-------- QUOTED PASSAGE --------
An Open Puzzle to Haiku Writers

Haiku_Puzzle
Image Credit: Pixabay

Rose gold iPhone
Fingerprints of feather
Haiku they wrote.

 The bowels jettison
Smokes of pot noodle
Dawn, noon and dusk.

 Grumbling in the groin
The brooding, wet cistern
Agrees and sprays.

 Young eves frolic
In the pale light of the beach
My prostrate is misshapen.

 Base notes of cacti
Fused with camel dung
Oil has tumbled.

 Hubble Space Telescope
Swinging in the hammock
Just a cute buritto.

 Dangling in mid air
Silence of the words
Blood of the Albatross.

(Any similarity to actual haiku’s, living or dead, is purely coincidental. A real post on this blog is scheduled to appear on January 31, 2016.)

36 comments

    1. It is a perfect medium for those who do not have complete thoughts, or cannot complete their thoughts, but think they can pull it off anyway.

  1. I haven’t the psychu
    to write haiku
    They’re best in Japanese
    I’m led to believe.
    Yours certainly would make a lot more sense if translated.
    For example:
    サボテンのベースノート
    ラクダの糞と融合
    オイルは急落しました。

    1. Mr Google has assured me of your Japanese muse! Why are Haruki Murkami’s characters always listening to western music? Can’t he teach them haiku?

      1. LOL! I’m not at all familiar with Japanese literature except for Endo’s play “The Golden Country” (in translation) which I nearly directed once…

  2. I won’t say I hate Haikus. I have written many many many in Hindi. Any form of poetry which chains me in syllables or format is excruciating. I lose the very purpose which is expression (vent out many times). I took it as a challenge to write Haikus but could not continue it after a year or so. They are not just me (the funny thing was people/Haiku patrons found my Haikus deep and natural 😉 )But yes, I admire people who have the courage and capacity to express in 5-7-5.

    1. It’s exactly what happened to me, when I began to write haiku. I was lost in counting the syllables and couldn’t focus on what I wanted to express. 😀

      However, that doesn’t prove that haiku is not good. It just proved that I’m too thick-headed to write one. Hahahah

      1. Agree with you Rakesh. Not that you are thick headed but that I, like you, am not very good at haiku which I believe is an exquisite art form.

    2. My intelligence quotient is a single digit primary number. It doesn’t help that I am haiku-blind and haiku-deaf too. My insurance company has doggedly refused to cover the pre-existing condition. Please bear with me.

  3. Liking or hating something is one’s personal prerogative. It’s also true that hating something is easier than understanding it. I’m not a haiku writer. Don’t have the talent for that. But I do understand these symmetric, 17 syllables, rhymeless poetry. The first instance of haiku is found around 2nd century BC. I don’t say that anything which survived 2k years of changing tastes and civilizations must be good, but at least it deserves a closer scrutiny.

    Contrary to popular belief, haiku is not simply a poem. It’s associated with Zen Buddhism, Shinto and Bushido. Haiku is a coded pathway, instead of a complete poem. A single haiku may lead to different conclusions to different people. It’s a beginning, not a completion. Lemme give you an example.
--------
Please say whether each statement agrees with the haiku puzzle post, giving yes or no and quoting the words that decide it: (a) A real post on the blog is scheduled for January 31, 2016. (b) The image is credited to Unsplash. (c) One commenter has written many haiku in Hindi. The items after this point are separate material and have no connection to the haiku puzzle post.
-------- MATERIAL PROVIDED --------
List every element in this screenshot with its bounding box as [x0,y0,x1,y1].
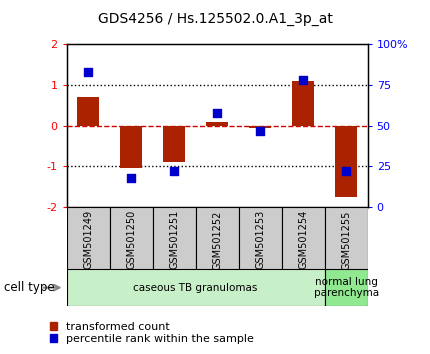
Legend: transformed count, percentile rank within the sample: transformed count, percentile rank withi… [49,320,255,345]
Text: normal lung
parenchyma: normal lung parenchyma [313,277,379,298]
Point [128,175,135,181]
Bar [325,269,368,306]
Text: GSM501252: GSM501252 [212,210,222,269]
Text: GSM501254: GSM501254 [298,210,308,269]
Text: GDS4256 / Hs.125502.0.A1_3p_at: GDS4256 / Hs.125502.0.A1_3p_at [98,12,332,27]
Bar [206,122,228,126]
Text: GSM501249: GSM501249 [83,210,93,269]
Bar [325,207,368,269]
Point [214,110,221,115]
Bar [335,126,357,197]
Text: GSM501251: GSM501251 [169,210,179,269]
Bar [120,126,142,169]
Text: GSM501253: GSM501253 [255,210,265,269]
Bar [67,269,325,306]
Text: GSM501250: GSM501250 [126,210,136,269]
Text: GSM501255: GSM501255 [341,210,351,269]
Bar [282,207,325,269]
Bar [77,97,99,126]
Point [171,169,178,174]
Point [257,128,264,133]
Point [343,169,350,174]
Bar [67,207,110,269]
Text: cell type: cell type [4,281,55,294]
Bar [110,207,153,269]
Bar [196,207,239,269]
Bar [153,207,196,269]
Bar [292,81,314,126]
Bar [163,126,185,162]
Text: caseous TB granulomas: caseous TB granulomas [133,282,258,293]
Bar [249,126,271,128]
Bar [239,207,282,269]
Point [300,77,307,83]
Point [85,69,92,75]
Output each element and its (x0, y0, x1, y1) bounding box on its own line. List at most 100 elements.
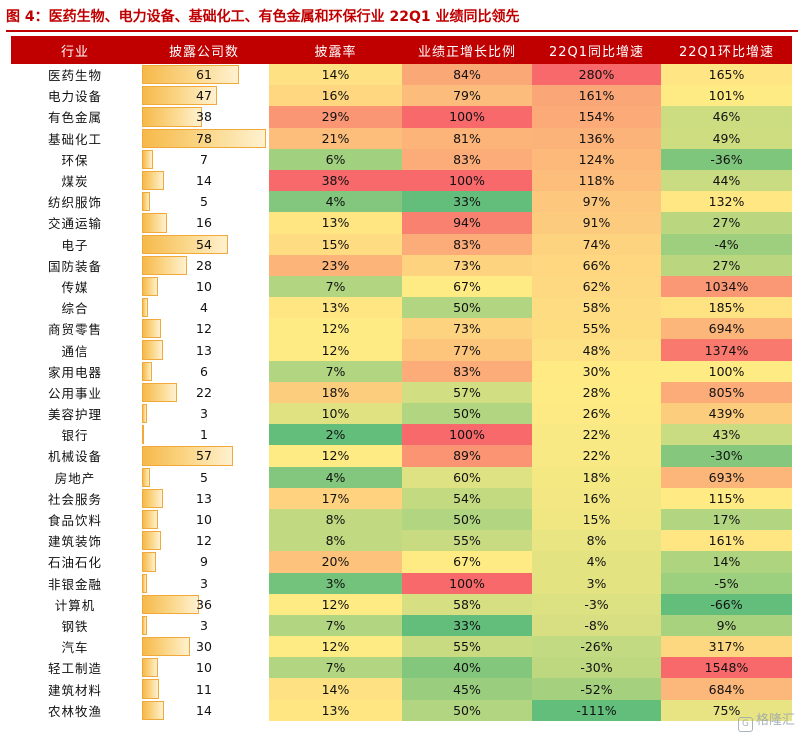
count-cell: 10 (139, 276, 269, 297)
yoy-cell: 22% (532, 424, 661, 446)
industry-label: 商贸零售 (47, 322, 102, 338)
table-row: 公用事业 22 18% 57% 28% 805% (11, 381, 792, 403)
count-databar (142, 404, 147, 424)
header-industry: 行业 (11, 36, 139, 64)
count-cell: 5 (139, 467, 269, 488)
table-row: 环保 7 6% 83% 124% -36% (11, 148, 792, 170)
count-value: 14 (196, 173, 212, 189)
chart-title: 图 4：医药生物、电力设备、基础化工、有色金属和环保行业 22Q1 业绩同比领先 (6, 9, 520, 25)
table-row: 有色金属 38 29% 100% 154% 46% (11, 106, 792, 128)
rate-cell: 7% (269, 360, 402, 382)
pos-ratio-cell: 100% (402, 572, 532, 594)
table-row: 石油石化 9 20% 67% 4% 14% (11, 551, 792, 573)
title-rule (6, 30, 798, 32)
industry-label: 非银金融 (47, 576, 102, 592)
pos-ratio-cell: 60% (402, 466, 532, 488)
pos-ratio-cell: 77% (402, 339, 532, 361)
count-value: 3 (200, 406, 208, 422)
qoq-cell: 805% (661, 381, 792, 403)
rate-cell: 12% (269, 636, 402, 658)
pos-ratio-cell: 100% (402, 169, 532, 192)
count-value: 12 (196, 321, 212, 337)
count-value: 7 (200, 151, 208, 167)
count-cell: 9 (139, 551, 269, 572)
count-cell: 5 (139, 191, 269, 212)
count-cell: 10 (139, 509, 269, 530)
header-yoy: 22Q1同比增速 (532, 36, 661, 64)
count-value: 10 (196, 512, 212, 528)
pos-ratio-cell: 50% (402, 699, 532, 721)
count-databar (142, 65, 239, 85)
pos-ratio-cell: 79% (402, 85, 532, 107)
pos-ratio-cell: 67% (402, 551, 532, 573)
qoq-cell: 439% (661, 403, 792, 425)
industry-label: 纺织服饰 (47, 195, 102, 211)
industry-label: 有色金属 (47, 110, 102, 126)
count-value: 5 (200, 469, 208, 485)
rate-cell: 17% (269, 487, 402, 509)
industry-label: 汽车 (61, 640, 89, 656)
count-value: 57 (196, 448, 212, 464)
count-databar (142, 637, 190, 657)
count-cell: 61 (139, 64, 269, 85)
qoq-cell: 132% (661, 191, 792, 213)
pos-ratio-cell: 40% (402, 657, 532, 679)
table-row: 建筑材料 11 14% 45% -52% 684% (11, 678, 792, 700)
count-databar (142, 213, 168, 233)
qoq-cell: 46% (661, 106, 792, 128)
pos-ratio-cell: 73% (402, 254, 532, 276)
count-databar (142, 128, 266, 148)
count-databar (142, 319, 162, 339)
yoy-cell: 74% (532, 233, 661, 255)
rate-cell: 20% (269, 551, 402, 573)
table-row: 银行 1 2% 100% 22% 43% (11, 424, 792, 446)
table-row: 机械设备 57 12% 89% 22% -30% (11, 445, 792, 467)
pos-ratio-cell: 83% (402, 148, 532, 170)
qoq-cell: 165% (661, 64, 792, 86)
yoy-cell: 22% (532, 445, 661, 467)
yoy-cell: -52% (532, 678, 661, 700)
industry-label: 石油石化 (47, 555, 102, 571)
count-cell: 14 (139, 170, 269, 191)
count-databar (142, 255, 187, 275)
count-cell: 10 (139, 657, 269, 678)
qoq-cell: 44% (661, 169, 792, 192)
industry-label: 电子 (61, 237, 89, 253)
rate-cell: 12% (269, 318, 402, 340)
table-body: 医药生物 61 14% 84% 280% 165% 电力设备 47 16% 79% 161% 101%… (11, 64, 792, 721)
count-databar (142, 594, 200, 614)
rate-cell: 18% (269, 381, 402, 403)
table-row: 美容护理 3 10% 50% 26% 439% (11, 403, 792, 425)
count-value: 9 (200, 554, 208, 570)
industry-label: 社会服务 (47, 491, 102, 507)
industry-label: 计算机 (54, 597, 96, 613)
count-value: 3 (200, 575, 208, 591)
qoq-cell: 115% (661, 487, 792, 509)
qoq-cell: 100% (661, 360, 792, 382)
count-cell: 36 (139, 594, 269, 615)
industry-label: 机械设备 (47, 449, 102, 465)
yoy-cell: 30% (532, 360, 661, 382)
pos-ratio-cell: 84% (402, 64, 532, 86)
pos-ratio-cell: 100% (402, 106, 532, 128)
count-cell: 3 (139, 615, 269, 636)
count-cell: 6 (139, 361, 269, 382)
table-row: 电子 54 15% 83% 74% -4% (11, 233, 792, 255)
yoy-cell: 3% (532, 572, 661, 594)
count-cell: 4 (139, 297, 269, 318)
industry-label: 电力设备 (47, 89, 102, 105)
rate-cell: 14% (269, 678, 402, 700)
count-value: 3 (200, 617, 208, 633)
industry-label: 银行 (61, 428, 89, 444)
yoy-cell: 66% (532, 254, 661, 276)
watermark-logo-icon: G (737, 717, 753, 732)
rate-cell: 4% (269, 191, 402, 213)
pos-ratio-cell: 83% (402, 233, 532, 255)
table-row: 农林牧渔 14 13% 50% -111% 75% (11, 699, 792, 721)
rate-cell: 12% (269, 339, 402, 361)
table-row: 综合 4 13% 50% 58% 185% (11, 297, 792, 319)
table-row: 国防装备 28 23% 73% 66% 27% (11, 254, 792, 276)
industry-label: 食品饮料 (47, 513, 102, 529)
header-rate: 披露率 (269, 36, 402, 64)
count-value: 12 (196, 533, 212, 549)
--------
TASK ANSWER:
(a) Yes: "A real post on this blog is scheduled to appear on January 31, 2016."
(b) No: "Image Credit: Pixabay"
(c) Yes: "I have written many many many in Hindi."